Collect the lines of the entries where "parylene" shows up.
[Begin GIVEN DATA]
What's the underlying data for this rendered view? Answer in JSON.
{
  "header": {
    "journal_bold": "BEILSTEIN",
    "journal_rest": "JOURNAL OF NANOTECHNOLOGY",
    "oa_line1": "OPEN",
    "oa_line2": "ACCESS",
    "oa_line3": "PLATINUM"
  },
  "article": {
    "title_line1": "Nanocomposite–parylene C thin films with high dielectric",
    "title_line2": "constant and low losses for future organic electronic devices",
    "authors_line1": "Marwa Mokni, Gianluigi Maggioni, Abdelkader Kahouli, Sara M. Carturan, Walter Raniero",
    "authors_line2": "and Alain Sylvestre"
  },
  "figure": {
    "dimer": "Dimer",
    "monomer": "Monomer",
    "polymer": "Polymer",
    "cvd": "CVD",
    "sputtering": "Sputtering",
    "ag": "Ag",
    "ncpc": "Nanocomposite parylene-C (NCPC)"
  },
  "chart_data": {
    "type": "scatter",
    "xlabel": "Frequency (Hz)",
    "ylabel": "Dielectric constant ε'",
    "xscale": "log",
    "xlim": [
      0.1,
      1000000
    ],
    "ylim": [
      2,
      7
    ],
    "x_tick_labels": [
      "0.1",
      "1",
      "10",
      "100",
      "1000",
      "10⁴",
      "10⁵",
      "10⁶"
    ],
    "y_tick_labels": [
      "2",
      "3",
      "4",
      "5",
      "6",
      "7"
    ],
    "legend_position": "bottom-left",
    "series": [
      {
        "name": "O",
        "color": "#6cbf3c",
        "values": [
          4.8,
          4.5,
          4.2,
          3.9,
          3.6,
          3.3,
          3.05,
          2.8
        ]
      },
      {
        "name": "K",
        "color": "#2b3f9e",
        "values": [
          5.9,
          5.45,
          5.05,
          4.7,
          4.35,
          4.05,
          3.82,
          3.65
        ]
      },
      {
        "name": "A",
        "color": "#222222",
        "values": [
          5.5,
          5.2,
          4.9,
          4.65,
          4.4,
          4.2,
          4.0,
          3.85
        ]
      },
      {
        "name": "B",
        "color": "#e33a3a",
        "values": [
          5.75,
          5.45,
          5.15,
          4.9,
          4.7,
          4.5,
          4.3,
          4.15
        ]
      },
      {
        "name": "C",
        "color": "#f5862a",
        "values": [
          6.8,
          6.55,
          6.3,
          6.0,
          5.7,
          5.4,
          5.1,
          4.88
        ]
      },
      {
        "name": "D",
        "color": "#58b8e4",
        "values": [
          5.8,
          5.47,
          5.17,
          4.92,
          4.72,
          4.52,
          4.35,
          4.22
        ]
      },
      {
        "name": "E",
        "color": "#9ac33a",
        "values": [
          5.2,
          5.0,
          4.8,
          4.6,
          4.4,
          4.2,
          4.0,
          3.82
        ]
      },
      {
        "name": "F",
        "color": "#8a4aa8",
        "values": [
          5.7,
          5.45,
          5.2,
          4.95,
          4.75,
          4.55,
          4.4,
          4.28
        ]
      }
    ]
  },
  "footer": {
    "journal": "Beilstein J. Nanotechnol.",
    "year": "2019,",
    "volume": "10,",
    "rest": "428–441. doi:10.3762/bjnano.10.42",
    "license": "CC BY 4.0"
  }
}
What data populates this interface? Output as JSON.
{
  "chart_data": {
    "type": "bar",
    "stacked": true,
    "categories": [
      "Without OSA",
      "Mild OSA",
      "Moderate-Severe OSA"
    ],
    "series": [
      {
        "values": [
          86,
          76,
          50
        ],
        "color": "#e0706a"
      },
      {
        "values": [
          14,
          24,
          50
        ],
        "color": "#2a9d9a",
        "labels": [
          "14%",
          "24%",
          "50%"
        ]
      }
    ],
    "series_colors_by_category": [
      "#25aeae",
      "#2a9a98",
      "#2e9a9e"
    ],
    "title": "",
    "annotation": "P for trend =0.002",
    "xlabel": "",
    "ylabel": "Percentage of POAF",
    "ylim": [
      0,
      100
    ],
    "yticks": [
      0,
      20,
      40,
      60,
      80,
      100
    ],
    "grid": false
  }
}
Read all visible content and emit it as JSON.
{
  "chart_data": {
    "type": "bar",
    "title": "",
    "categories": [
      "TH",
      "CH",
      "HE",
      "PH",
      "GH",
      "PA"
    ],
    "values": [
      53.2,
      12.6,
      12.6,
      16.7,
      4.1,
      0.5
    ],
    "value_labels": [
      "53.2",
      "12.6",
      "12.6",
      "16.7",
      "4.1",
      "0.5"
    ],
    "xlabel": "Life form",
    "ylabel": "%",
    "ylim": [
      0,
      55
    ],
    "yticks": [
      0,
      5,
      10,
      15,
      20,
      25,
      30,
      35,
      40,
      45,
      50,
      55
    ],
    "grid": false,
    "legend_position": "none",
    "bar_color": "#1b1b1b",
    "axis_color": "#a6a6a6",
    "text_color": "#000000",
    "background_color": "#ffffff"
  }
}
[End GIVEN DATA]
» FULL RESPONSE
    "title_line1": "Nanocomposite–parylene C thin films with high dielectric",
    "ncpc": "Nanocomposite parylene-C (NCPC)"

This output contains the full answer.